Source document:
What is the best to write this function, with the requirements that:

  • no copy constructors are required upon call, only move, to prevent copying all the data of an expensive object
  • I don't want to use new raw pointers. If pointers are required, they must be smart and auto delete

The use case is the following:

  • certain values are very common, so I want to cache them
  • other values are very rare, so I want them not to be cached

The caller should not know which values are common, the interface should be transparent for both cases.

So far, the only clean implementation that I've managed is to use shared_ptr as shown below, but it feels like overkill. In particular, because it makes a heap allocation, where it feels that one is not really required. Is there a better approach?

#include <cassert> #include <iostream> #include <memory>  struct C {     int i;     static int count;     C(int i) : i(i) {         std::cout << "constr" << std::endl;         count++;     }     C(const C& c) : C(c.i) {         std::cout << "copy" << std::endl;     }     ~C() {         std::cout << "destr" << std::endl;         count--;     } }; int C::count = 0;  std::shared_ptr<C> func_reg_maybe_static(int i) {     static auto static_obj = std::make_shared<C>(0);     if (i == 0) {         return static_obj;     } else {         return std::make_shared<C>(i);     } }  int main() {     assert(C::count == 0);      {         auto c(func_reg_maybe_static(0));         assert(c->i == 0);         assert(C::count == 1);     }     assert(C::count == 1);      {         auto c(func_reg_maybe_static(0));         assert(c->i == 0);         assert(C::count == 1);     }     assert(C::count == 1);      {         auto c(func_reg_maybe_static(1));         assert(c->i == 1);         assert(C::count == 2);     }     assert(C::count == 1);      {         auto c(func_reg_maybe_static(2));         assert(c->i == 2);         assert(C::count == 2);     }     assert(C::count == 1); } 

Which I compile with GCC 6.4.0:

g++ -std=c++17 -Wall -Wextra -pedantic-errors -o main.out func_ret_maybe_static.cpp 

and it produces the expected output (guaranteed by copy elision I believe):

constr constr destr constr destr destr 

I've added the static reference counter C::count just to check that objects are actually getting deleted as expected.

Listed entries:
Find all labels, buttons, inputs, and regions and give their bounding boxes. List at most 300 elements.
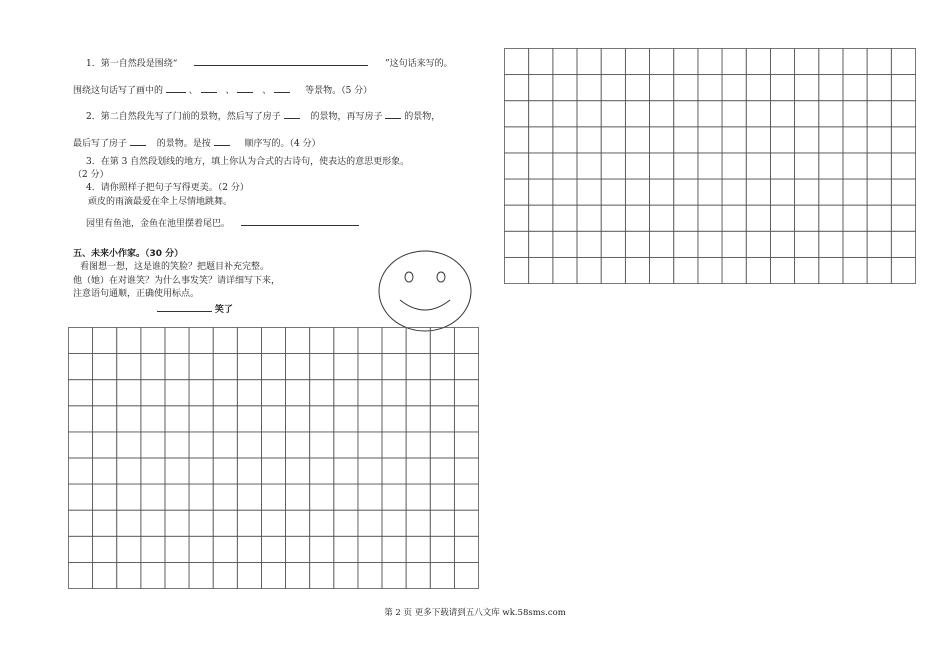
- grid-right-cell[interactable]: [770, 257, 794, 283]
- grid-right-cell[interactable]: [505, 101, 529, 127]
- grid-right-cell[interactable]: [529, 75, 553, 101]
- grid-right-cell[interactable]: [722, 127, 746, 153]
- grid-left-cell[interactable]: [382, 354, 406, 380]
- grid-right-cell[interactable]: [553, 205, 577, 231]
- grid-left-cell[interactable]: [358, 406, 382, 432]
- grid-left-cell[interactable]: [430, 562, 454, 588]
- grid-right-cell[interactable]: [698, 257, 722, 283]
- grid-left-cell[interactable]: [261, 562, 285, 588]
- grid-right-cell[interactable]: [577, 231, 601, 257]
- grid-left-cell[interactable]: [430, 380, 454, 406]
- grid-right-cell[interactable]: [698, 153, 722, 179]
- grid-right-cell[interactable]: [674, 153, 698, 179]
- grid-right-cell[interactable]: [795, 205, 819, 231]
- grid-right-cell[interactable]: [795, 101, 819, 127]
- grid-left-cell[interactable]: [189, 510, 213, 536]
- grid-right-cell[interactable]: [843, 205, 867, 231]
- grid-left-cell[interactable]: [286, 328, 310, 354]
- grid-right-cell[interactable]: [577, 205, 601, 231]
- grid-left-cell[interactable]: [165, 562, 189, 588]
- grid-right-cell[interactable]: [505, 179, 529, 205]
- grid-left-cell[interactable]: [69, 406, 93, 432]
- grid-right-cell[interactable]: [843, 179, 867, 205]
- grid-right-cell[interactable]: [819, 127, 843, 153]
- q1-blank-3[interactable]: [237, 83, 253, 93]
- grid-right-cell[interactable]: [891, 231, 915, 257]
- grid-left-cell[interactable]: [165, 432, 189, 458]
- grid-right-cell[interactable]: [722, 231, 746, 257]
- grid-left-cell[interactable]: [189, 406, 213, 432]
- grid-right-cell[interactable]: [625, 75, 649, 101]
- grid-left-cell[interactable]: [454, 458, 478, 484]
- grid-right-cell[interactable]: [601, 127, 625, 153]
- grid-right-cell[interactable]: [553, 257, 577, 283]
- grid-left-cell[interactable]: [286, 406, 310, 432]
- grid-right-cell[interactable]: [674, 75, 698, 101]
- grid-right-cell[interactable]: [867, 101, 891, 127]
- grid-left-cell[interactable]: [69, 510, 93, 536]
- grid-left-cell[interactable]: [430, 432, 454, 458]
- grid-left-cell[interactable]: [358, 380, 382, 406]
- grid-left-cell[interactable]: [358, 510, 382, 536]
- grid-right-cell[interactable]: [891, 75, 915, 101]
- grid-right-cell[interactable]: [867, 127, 891, 153]
- grid-left-cell[interactable]: [430, 484, 454, 510]
- grid-left-cell[interactable]: [117, 406, 141, 432]
- grid-right-cell[interactable]: [577, 257, 601, 283]
- grid-left-cell[interactable]: [165, 354, 189, 380]
- grid-right-cell[interactable]: [843, 257, 867, 283]
- grid-left-cell[interactable]: [237, 458, 261, 484]
- grid-left-cell[interactable]: [213, 432, 237, 458]
- grid-right-cell[interactable]: [746, 231, 770, 257]
- grid-right-cell[interactable]: [819, 101, 843, 127]
- grid-right-cell[interactable]: [795, 49, 819, 75]
- grid-right-cell[interactable]: [819, 257, 843, 283]
- grid-left-cell[interactable]: [69, 328, 93, 354]
- grid-right-cell[interactable]: [505, 49, 529, 75]
- grid-right-cell[interactable]: [625, 49, 649, 75]
- grid-left-cell[interactable]: [310, 380, 334, 406]
- grid-left-cell[interactable]: [213, 562, 237, 588]
- grid-left-cell[interactable]: [93, 354, 117, 380]
- grid-right-cell[interactable]: [746, 153, 770, 179]
- grid-left-cell[interactable]: [430, 536, 454, 562]
- grid-left-cell[interactable]: [93, 328, 117, 354]
- grid-left-cell[interactable]: [334, 328, 358, 354]
- grid-left-cell[interactable]: [406, 536, 430, 562]
- grid-left-cell[interactable]: [454, 562, 478, 588]
- grid-left-cell[interactable]: [93, 406, 117, 432]
- grid-left-cell[interactable]: [237, 328, 261, 354]
- grid-right-cell[interactable]: [770, 101, 794, 127]
- grid-left-cell[interactable]: [358, 458, 382, 484]
- grid-left-cell[interactable]: [117, 510, 141, 536]
- grid-left-cell[interactable]: [454, 406, 478, 432]
- grid-left-cell[interactable]: [310, 510, 334, 536]
- grid-left-cell[interactable]: [334, 484, 358, 510]
- grid-left-cell[interactable]: [358, 432, 382, 458]
- grid-left-cell[interactable]: [334, 536, 358, 562]
- grid-left-cell[interactable]: [141, 432, 165, 458]
- grid-left-cell[interactable]: [189, 484, 213, 510]
- grid-left-cell[interactable]: [117, 458, 141, 484]
- grid-right-cell[interactable]: [505, 257, 529, 283]
- grid-left-cell[interactable]: [382, 484, 406, 510]
- grid-left-cell[interactable]: [213, 458, 237, 484]
- grid-left-cell[interactable]: [430, 458, 454, 484]
- grid-left-cell[interactable]: [382, 328, 406, 354]
- q1-blank-2[interactable]: [201, 83, 217, 93]
- grid-left-cell[interactable]: [69, 354, 93, 380]
- grid-right-cell[interactable]: [553, 231, 577, 257]
- grid-right-cell[interactable]: [746, 49, 770, 75]
- grid-right-cell[interactable]: [867, 153, 891, 179]
- grid-right-cell[interactable]: [746, 101, 770, 127]
- grid-left-cell[interactable]: [382, 536, 406, 562]
- grid-left-cell[interactable]: [93, 536, 117, 562]
- grid-left-cell[interactable]: [189, 536, 213, 562]
- grid-left-cell[interactable]: [189, 354, 213, 380]
- grid-right-cell[interactable]: [795, 127, 819, 153]
- grid-right-cell[interactable]: [746, 127, 770, 153]
- grid-right-cell[interactable]: [867, 49, 891, 75]
- grid-right-cell[interactable]: [577, 179, 601, 205]
- grid-left-cell[interactable]: [117, 432, 141, 458]
- grid-right-cell[interactable]: [601, 75, 625, 101]
- q1-blank-4[interactable]: [274, 83, 290, 93]
- grid-left-cell[interactable]: [406, 406, 430, 432]
- grid-right-cell[interactable]: [819, 205, 843, 231]
- grid-left-cell[interactable]: [213, 484, 237, 510]
- grid-left-cell[interactable]: [406, 432, 430, 458]
- grid-left-cell[interactable]: [454, 432, 478, 458]
- grid-right-cell[interactable]: [770, 49, 794, 75]
- grid-right-cell[interactable]: [601, 179, 625, 205]
- grid-left-cell[interactable]: [310, 484, 334, 510]
- grid-right-cell[interactable]: [843, 127, 867, 153]
- q1-blank-1[interactable]: [166, 83, 186, 93]
- grid-left-cell[interactable]: [454, 484, 478, 510]
- grid-left-cell[interactable]: [286, 380, 310, 406]
- grid-left-cell[interactable]: [310, 406, 334, 432]
- grid-left-cell[interactable]: [261, 458, 285, 484]
- grid-right-cell[interactable]: [577, 75, 601, 101]
- grid-left-cell[interactable]: [213, 354, 237, 380]
- grid-left-cell[interactable]: [334, 380, 358, 406]
- q2-blank-2[interactable]: [385, 109, 401, 119]
- grid-right-cell[interactable]: [529, 257, 553, 283]
- grid-left-cell[interactable]: [430, 406, 454, 432]
- grid-left-cell[interactable]: [430, 328, 454, 354]
- grid-left-cell[interactable]: [454, 510, 478, 536]
- grid-left-cell[interactable]: [406, 328, 430, 354]
- grid-left-cell[interactable]: [237, 510, 261, 536]
- grid-right-cell[interactable]: [601, 205, 625, 231]
- grid-right-cell[interactable]: [674, 127, 698, 153]
- grid-left-cell[interactable]: [358, 328, 382, 354]
- grid-right-cell[interactable]: [698, 179, 722, 205]
- grid-right-cell[interactable]: [529, 127, 553, 153]
- grid-right-cell[interactable]: [553, 179, 577, 205]
- grid-right-cell[interactable]: [698, 75, 722, 101]
- grid-left-cell[interactable]: [117, 380, 141, 406]
- q2-blank-4[interactable]: [214, 136, 230, 146]
- grid-right-cell[interactable]: [722, 49, 746, 75]
- grid-right-cell[interactable]: [722, 101, 746, 127]
- grid-right-cell[interactable]: [674, 231, 698, 257]
- grid-left-cell[interactable]: [117, 484, 141, 510]
- grid-left-cell[interactable]: [286, 562, 310, 588]
- grid-right-cell[interactable]: [601, 231, 625, 257]
- grid-left-cell[interactable]: [117, 328, 141, 354]
- grid-left-cell[interactable]: [237, 432, 261, 458]
- grid-right-cell[interactable]: [529, 101, 553, 127]
- grid-right-cell[interactable]: [553, 127, 577, 153]
- grid-left-cell[interactable]: [237, 536, 261, 562]
- grid-left-cell[interactable]: [237, 354, 261, 380]
- grid-right-cell[interactable]: [674, 179, 698, 205]
- grid-right-cell[interactable]: [746, 179, 770, 205]
- grid-right-cell[interactable]: [577, 49, 601, 75]
- grid-left-cell[interactable]: [69, 458, 93, 484]
- grid-right-cell[interactable]: [553, 153, 577, 179]
- grid-left-cell[interactable]: [141, 562, 165, 588]
- grid-left-cell[interactable]: [69, 380, 93, 406]
- writing-grid-right[interactable]: [504, 48, 916, 284]
- grid-right-cell[interactable]: [722, 179, 746, 205]
- grid-right-cell[interactable]: [795, 75, 819, 101]
- grid-left-cell[interactable]: [382, 406, 406, 432]
- grid-right-cell[interactable]: [698, 101, 722, 127]
- grid-right-cell[interactable]: [698, 127, 722, 153]
- grid-left-cell[interactable]: [310, 458, 334, 484]
- grid-right-cell[interactable]: [674, 101, 698, 127]
- grid-left-cell[interactable]: [213, 328, 237, 354]
- grid-right-cell[interactable]: [625, 179, 649, 205]
- grid-right-cell[interactable]: [770, 127, 794, 153]
- grid-right-cell[interactable]: [843, 101, 867, 127]
- grid-right-cell[interactable]: [625, 257, 649, 283]
- grid-left-cell[interactable]: [406, 510, 430, 536]
- grid-right-cell[interactable]: [650, 179, 674, 205]
- grid-right-cell[interactable]: [722, 153, 746, 179]
- grid-right-cell[interactable]: [819, 231, 843, 257]
- grid-right-cell[interactable]: [891, 257, 915, 283]
- grid-left-cell[interactable]: [93, 458, 117, 484]
- grid-left-cell[interactable]: [454, 354, 478, 380]
- grid-left-cell[interactable]: [189, 328, 213, 354]
- grid-right-cell[interactable]: [698, 231, 722, 257]
- grid-left-cell[interactable]: [93, 562, 117, 588]
- grid-left-cell[interactable]: [117, 536, 141, 562]
- grid-left-cell[interactable]: [286, 484, 310, 510]
- grid-left-cell[interactable]: [213, 406, 237, 432]
- grid-right-cell[interactable]: [650, 231, 674, 257]
- grid-left-cell[interactable]: [454, 536, 478, 562]
- grid-left-cell[interactable]: [310, 328, 334, 354]
- essay-title-blank[interactable]: [157, 302, 212, 312]
- grid-left-cell[interactable]: [261, 432, 285, 458]
- grid-left-cell[interactable]: [261, 510, 285, 536]
- grid-right-cell[interactable]: [770, 179, 794, 205]
- grid-left-cell[interactable]: [286, 432, 310, 458]
- grid-right-cell[interactable]: [795, 179, 819, 205]
- grid-left-cell[interactable]: [141, 406, 165, 432]
- grid-left-cell[interactable]: [261, 406, 285, 432]
- grid-right-cell[interactable]: [819, 75, 843, 101]
- grid-right-cell[interactable]: [891, 49, 915, 75]
- grid-right-cell[interactable]: [722, 75, 746, 101]
- grid-left-cell[interactable]: [165, 406, 189, 432]
- grid-left-cell[interactable]: [189, 432, 213, 458]
- grid-right-cell[interactable]: [843, 153, 867, 179]
- grid-right-cell[interactable]: [867, 231, 891, 257]
- grid-left-cell[interactable]: [310, 562, 334, 588]
- q2-blank-1[interactable]: [284, 109, 300, 119]
- grid-left-cell[interactable]: [213, 510, 237, 536]
- grid-left-cell[interactable]: [454, 328, 478, 354]
- grid-left-cell[interactable]: [165, 484, 189, 510]
- grid-left-cell[interactable]: [310, 354, 334, 380]
- grid-right-cell[interactable]: [891, 153, 915, 179]
- grid-right-cell[interactable]: [601, 49, 625, 75]
- writing-grid-left[interactable]: [68, 327, 479, 589]
- grid-left-cell[interactable]: [406, 484, 430, 510]
- grid-left-cell[interactable]: [93, 432, 117, 458]
- q2-blank-3[interactable]: [130, 136, 146, 146]
- grid-right-cell[interactable]: [770, 75, 794, 101]
- grid-left-cell[interactable]: [310, 536, 334, 562]
- grid-right-cell[interactable]: [843, 49, 867, 75]
- grid-right-cell[interactable]: [770, 153, 794, 179]
- grid-left-cell[interactable]: [237, 406, 261, 432]
- grid-right-cell[interactable]: [746, 205, 770, 231]
- grid-right-cell[interactable]: [891, 205, 915, 231]
- grid-right-cell[interactable]: [746, 257, 770, 283]
- grid-left-cell[interactable]: [141, 380, 165, 406]
- grid-right-cell[interactable]: [698, 205, 722, 231]
- grid-left-cell[interactable]: [334, 354, 358, 380]
- grid-left-cell[interactable]: [165, 380, 189, 406]
- grid-left-cell[interactable]: [237, 380, 261, 406]
- grid-left-cell[interactable]: [382, 562, 406, 588]
- grid-right-cell[interactable]: [505, 205, 529, 231]
- grid-right-cell[interactable]: [650, 101, 674, 127]
- grid-left-cell[interactable]: [430, 510, 454, 536]
- grid-right-cell[interactable]: [553, 101, 577, 127]
- grid-right-cell[interactable]: [674, 49, 698, 75]
- grid-right-cell[interactable]: [722, 205, 746, 231]
- grid-right-cell[interactable]: [529, 179, 553, 205]
- grid-left-cell[interactable]: [93, 510, 117, 536]
- grid-right-cell[interactable]: [650, 205, 674, 231]
- grid-right-cell[interactable]: [577, 101, 601, 127]
- grid-right-cell[interactable]: [867, 257, 891, 283]
- grid-right-cell[interactable]: [577, 127, 601, 153]
- grid-left-cell[interactable]: [69, 562, 93, 588]
- grid-left-cell[interactable]: [117, 354, 141, 380]
- grid-right-cell[interactable]: [722, 257, 746, 283]
- grid-left-cell[interactable]: [165, 510, 189, 536]
- grid-left-cell[interactable]: [69, 484, 93, 510]
- grid-left-cell[interactable]: [165, 328, 189, 354]
- grid-left-cell[interactable]: [189, 458, 213, 484]
- grid-left-cell[interactable]: [237, 562, 261, 588]
- grid-left-cell[interactable]: [69, 432, 93, 458]
- grid-left-cell[interactable]: [141, 484, 165, 510]
- grid-right-cell[interactable]: [891, 127, 915, 153]
- grid-right-cell[interactable]: [529, 49, 553, 75]
- grid-left-cell[interactable]: [310, 432, 334, 458]
- grid-right-cell[interactable]: [505, 231, 529, 257]
- grid-left-cell[interactable]: [69, 536, 93, 562]
- grid-right-cell[interactable]: [625, 205, 649, 231]
- grid-left-cell[interactable]: [189, 562, 213, 588]
- grid-right-cell[interactable]: [625, 101, 649, 127]
- grid-right-cell[interactable]: [867, 75, 891, 101]
- grid-left-cell[interactable]: [358, 536, 382, 562]
- grid-left-cell[interactable]: [334, 458, 358, 484]
- grid-right-cell[interactable]: [746, 75, 770, 101]
- grid-left-cell[interactable]: [382, 432, 406, 458]
- grid-left-cell[interactable]: [382, 458, 406, 484]
- grid-right-cell[interactable]: [843, 75, 867, 101]
- grid-left-cell[interactable]: [93, 380, 117, 406]
- grid-right-cell[interactable]: [625, 153, 649, 179]
- grid-right-cell[interactable]: [529, 153, 553, 179]
- grid-left-cell[interactable]: [237, 484, 261, 510]
- grid-right-cell[interactable]: [819, 153, 843, 179]
- grid-right-cell[interactable]: [674, 205, 698, 231]
- grid-left-cell[interactable]: [117, 562, 141, 588]
- grid-left-cell[interactable]: [286, 536, 310, 562]
- grid-right-cell[interactable]: [650, 153, 674, 179]
- grid-left-cell[interactable]: [358, 354, 382, 380]
- grid-right-cell[interactable]: [819, 49, 843, 75]
- grid-left-cell[interactable]: [189, 380, 213, 406]
- grid-right-cell[interactable]: [553, 75, 577, 101]
- grid-right-cell[interactable]: [505, 75, 529, 101]
- grid-right-cell[interactable]: [529, 231, 553, 257]
- grid-left-cell[interactable]: [406, 380, 430, 406]
- grid-right-cell[interactable]: [891, 101, 915, 127]
- q4-answer-blank[interactable]: [241, 216, 359, 226]
- grid-left-cell[interactable]: [141, 354, 165, 380]
- grid-right-cell[interactable]: [795, 257, 819, 283]
- grid-left-cell[interactable]: [261, 380, 285, 406]
- grid-left-cell[interactable]: [334, 562, 358, 588]
- grid-left-cell[interactable]: [141, 328, 165, 354]
- grid-left-cell[interactable]: [141, 510, 165, 536]
- grid-right-cell[interactable]: [625, 127, 649, 153]
- grid-right-cell[interactable]: [795, 153, 819, 179]
- grid-left-cell[interactable]: [261, 328, 285, 354]
- grid-left-cell[interactable]: [261, 536, 285, 562]
- grid-right-cell[interactable]: [650, 127, 674, 153]
- grid-left-cell[interactable]: [165, 458, 189, 484]
- grid-left-cell[interactable]: [261, 354, 285, 380]
- grid-right-cell[interactable]: [795, 231, 819, 257]
- grid-left-cell[interactable]: [334, 510, 358, 536]
- grid-left-cell[interactable]: [334, 406, 358, 432]
- grid-right-cell[interactable]: [891, 179, 915, 205]
- grid-right-cell[interactable]: [867, 205, 891, 231]
- grid-left-cell[interactable]: [454, 380, 478, 406]
- grid-left-cell[interactable]: [406, 458, 430, 484]
- grid-right-cell[interactable]: [650, 49, 674, 75]
- grid-right-cell[interactable]: [601, 101, 625, 127]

Request 1: From the C++ caching question, reproduce the part that opens with the words containing "So far, the" and closes with "a better approach?".
Request 2: According to the C++ caching question, which compiler version is used to build the code?
Request 3: In the C++ caching question, rewrite the paragraph beginning "So far, the only clean implementation" more briefly, keeping its main facts.

Correct output 1:
So far, the only clean implementation that I've managed is to use shared_ptr as shown below, but it feels like overkill. In particular, because it makes a heap allocation, where it feels that one is not really required. Is there a better approach?

Correct output 2: GCC 6.4.0.

Correct output 3: The only clean implementation managed so far uses shared_ptr. This feels like overkill, mainly because it makes a heap allocation that seems unnecessary. Is there a better approach?